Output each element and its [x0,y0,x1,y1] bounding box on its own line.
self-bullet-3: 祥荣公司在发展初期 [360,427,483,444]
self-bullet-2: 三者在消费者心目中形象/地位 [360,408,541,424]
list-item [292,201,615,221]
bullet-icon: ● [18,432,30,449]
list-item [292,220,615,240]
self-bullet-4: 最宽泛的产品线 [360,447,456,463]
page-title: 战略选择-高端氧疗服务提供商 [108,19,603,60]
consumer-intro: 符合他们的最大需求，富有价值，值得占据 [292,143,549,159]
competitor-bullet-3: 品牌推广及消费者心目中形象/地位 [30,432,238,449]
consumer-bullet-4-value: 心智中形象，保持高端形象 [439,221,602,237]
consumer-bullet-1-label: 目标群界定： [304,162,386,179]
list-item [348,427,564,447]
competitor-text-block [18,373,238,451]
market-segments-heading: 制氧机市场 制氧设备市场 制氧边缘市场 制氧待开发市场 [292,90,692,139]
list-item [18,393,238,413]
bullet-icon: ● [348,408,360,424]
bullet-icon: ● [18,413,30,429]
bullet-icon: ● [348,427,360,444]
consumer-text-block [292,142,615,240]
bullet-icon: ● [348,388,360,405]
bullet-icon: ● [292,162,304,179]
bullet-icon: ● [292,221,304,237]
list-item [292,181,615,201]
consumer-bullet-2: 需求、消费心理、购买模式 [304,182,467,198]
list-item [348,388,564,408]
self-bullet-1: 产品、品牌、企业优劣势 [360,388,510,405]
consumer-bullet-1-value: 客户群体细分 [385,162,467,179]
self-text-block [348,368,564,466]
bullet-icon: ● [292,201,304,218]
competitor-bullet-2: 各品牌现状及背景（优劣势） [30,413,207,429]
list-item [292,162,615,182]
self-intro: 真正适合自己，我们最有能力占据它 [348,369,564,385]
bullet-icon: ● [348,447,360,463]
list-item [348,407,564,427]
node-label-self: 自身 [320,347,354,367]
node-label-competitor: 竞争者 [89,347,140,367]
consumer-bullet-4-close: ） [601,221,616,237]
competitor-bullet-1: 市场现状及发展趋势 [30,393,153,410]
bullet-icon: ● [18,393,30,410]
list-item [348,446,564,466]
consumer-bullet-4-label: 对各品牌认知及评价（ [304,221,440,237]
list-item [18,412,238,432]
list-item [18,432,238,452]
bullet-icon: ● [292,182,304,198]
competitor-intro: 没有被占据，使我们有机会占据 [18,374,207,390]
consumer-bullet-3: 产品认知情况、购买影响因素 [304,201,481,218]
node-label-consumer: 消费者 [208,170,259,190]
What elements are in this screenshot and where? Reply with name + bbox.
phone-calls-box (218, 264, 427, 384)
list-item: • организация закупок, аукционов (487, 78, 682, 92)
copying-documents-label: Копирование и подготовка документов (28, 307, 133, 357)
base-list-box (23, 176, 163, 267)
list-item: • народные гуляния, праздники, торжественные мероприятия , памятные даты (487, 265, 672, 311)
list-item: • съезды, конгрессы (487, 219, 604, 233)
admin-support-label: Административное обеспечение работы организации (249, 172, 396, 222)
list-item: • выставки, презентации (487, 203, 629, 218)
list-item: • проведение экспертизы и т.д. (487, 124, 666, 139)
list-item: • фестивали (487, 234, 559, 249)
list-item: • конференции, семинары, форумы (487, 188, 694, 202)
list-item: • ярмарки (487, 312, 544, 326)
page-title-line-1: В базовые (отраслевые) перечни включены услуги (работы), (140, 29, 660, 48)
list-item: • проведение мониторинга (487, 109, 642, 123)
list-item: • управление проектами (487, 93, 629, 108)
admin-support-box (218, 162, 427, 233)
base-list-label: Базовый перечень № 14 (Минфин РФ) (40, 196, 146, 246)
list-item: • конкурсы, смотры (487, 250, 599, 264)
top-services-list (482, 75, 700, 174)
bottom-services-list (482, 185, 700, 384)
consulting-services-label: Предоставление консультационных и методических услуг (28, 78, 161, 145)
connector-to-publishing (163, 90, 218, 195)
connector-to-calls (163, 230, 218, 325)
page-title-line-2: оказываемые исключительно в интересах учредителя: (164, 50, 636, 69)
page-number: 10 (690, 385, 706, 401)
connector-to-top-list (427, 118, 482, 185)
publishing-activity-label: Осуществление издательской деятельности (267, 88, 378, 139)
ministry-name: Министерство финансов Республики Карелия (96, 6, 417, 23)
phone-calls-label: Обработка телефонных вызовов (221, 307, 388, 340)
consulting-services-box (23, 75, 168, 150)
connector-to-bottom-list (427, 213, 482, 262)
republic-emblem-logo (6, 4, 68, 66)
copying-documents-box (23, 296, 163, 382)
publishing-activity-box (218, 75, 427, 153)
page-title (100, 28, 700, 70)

**INSTRUCTIONS TO FOLLOW:** Reproduce all of the items above verbatim, keeping each line unchanged and in the same order.

**THE SOLUTION:**
Output each element and its [x0,y0,x1,y1] bounding box on its own line.
self-bullet-3: 祥荣公司在发展初期 [360,427,483,444]
self-bullet-2: 三者在消费者心目中形象/地位 [360,408,541,424]
list-item [292,201,615,221]
bullet-icon: ● [18,432,30,449]
list-item [292,220,615,240]
self-bullet-4: 最宽泛的产品线 [360,447,456,463]
page-title: 战略选择-高端氧疗服务提供商 [108,19,603,60]
consumer-intro: 符合他们的最大需求，富有价值，值得占据 [292,143,549,159]
competitor-bullet-3: 品牌推广及消费者心目中形象/地位 [30,432,238,449]
consumer-bullet-4-value: 心智中形象，保持高端形象 [439,221,602,237]
consumer-bullet-1-label: 目标群界定： [304,162,386,179]
list-item [348,427,564,447]
competitor-text-block [18,373,238,451]
market-segments-heading: 制氧机市场 制氧设备市场 制氧边缘市场 制氧待开发市场 [292,90,692,139]
list-item [18,393,238,413]
bullet-icon: ● [348,408,360,424]
bullet-icon: ● [18,413,30,429]
bullet-icon: ● [348,427,360,444]
consumer-text-block [292,142,615,240]
bullet-icon: ● [348,388,360,405]
bullet-icon: ● [292,162,304,179]
bullet-icon: ● [292,221,304,237]
list-item [292,181,615,201]
consumer-bullet-2: 需求、消费心理、购买模式 [304,182,467,198]
list-item [348,388,564,408]
self-bullet-1: 产品、品牌、企业优劣势 [360,388,510,405]
consumer-bullet-1-value: 客户群体细分 [385,162,467,179]
self-text-block [348,368,564,466]
bullet-icon: ● [292,201,304,218]
competitor-bullet-2: 各品牌现状及背景（优劣势） [30,413,207,429]
list-item [292,162,615,182]
self-intro: 真正适合自己，我们最有能力占据它 [348,369,564,385]
bullet-icon: ● [348,447,360,463]
list-item [348,407,564,427]
node-label-self: 自身 [320,347,354,367]
node-label-competitor: 竞争者 [89,347,140,367]
consumer-bullet-4-close: ） [601,221,616,237]
competitor-bullet-1: 市场现状及发展趋势 [30,393,153,410]
bullet-icon: ● [18,393,30,410]
list-item [348,446,564,466]
consumer-bullet-4-label: 对各品牌认知及评价（ [304,221,440,237]
list-item [18,412,238,432]
list-item [18,432,238,452]
bullet-icon: ● [292,182,304,198]
competitor-intro: 没有被占据，使我们有机会占据 [18,374,207,390]
consumer-bullet-3: 产品认知情况、购买影响因素 [304,201,481,218]
node-label-consumer: 消费者 [208,170,259,190]
What elements are in this screenshot and where? Reply with name + bbox.
phone-calls-box (218, 264, 427, 384)
list-item: • организация закупок, аукционов (487, 78, 682, 92)
copying-documents-label: Копирование и подготовка документов (28, 307, 133, 357)
base-list-box (23, 176, 163, 267)
list-item: • народные гуляния, праздники, торжественные мероприятия , памятные даты (487, 265, 672, 311)
list-item: • съезды, конгрессы (487, 219, 604, 233)
admin-support-label: Административное обеспечение работы организации (249, 172, 396, 222)
list-item: • выставки, презентации (487, 203, 629, 218)
list-item: • проведение экспертизы и т.д. (487, 124, 666, 139)
list-item: • фестивали (487, 234, 559, 249)
list-item: • конференции, семинары, форумы (487, 188, 694, 202)
list-item: • ярмарки (487, 312, 544, 326)
page-title-line-1: В базовые (отраслевые) перечни включены услуги (работы), (140, 29, 660, 48)
list-item: • проведение мониторинга (487, 109, 642, 123)
list-item: • управление проектами (487, 93, 629, 108)
admin-support-box (218, 162, 427, 233)
base-list-label: Базовый перечень № 14 (Минфин РФ) (40, 196, 146, 246)
list-item: • конкурсы, смотры (487, 250, 599, 264)
top-services-list (482, 75, 700, 174)
bottom-services-list (482, 185, 700, 384)
consulting-services-label: Предоставление консультационных и методических услуг (28, 78, 161, 145)
connector-to-publishing (163, 90, 218, 195)
connector-to-calls (163, 230, 218, 325)
page-title-line-2: оказываемые исключительно в интересах учредителя: (164, 50, 636, 69)
page-number: 10 (690, 385, 706, 401)
connector-to-top-list (427, 118, 482, 185)
publishing-activity-label: Осуществление издательской деятельности (267, 88, 378, 139)
ministry-name: Министерство финансов Республики Карелия (96, 6, 417, 23)
phone-calls-label: Обработка телефонных вызовов (221, 307, 388, 340)
consulting-services-box (23, 75, 168, 150)
connector-to-bottom-list (427, 213, 482, 262)
republic-emblem-logo (6, 4, 68, 66)
copying-documents-box (23, 296, 163, 382)
publishing-activity-box (218, 75, 427, 153)
page-title (100, 28, 700, 70)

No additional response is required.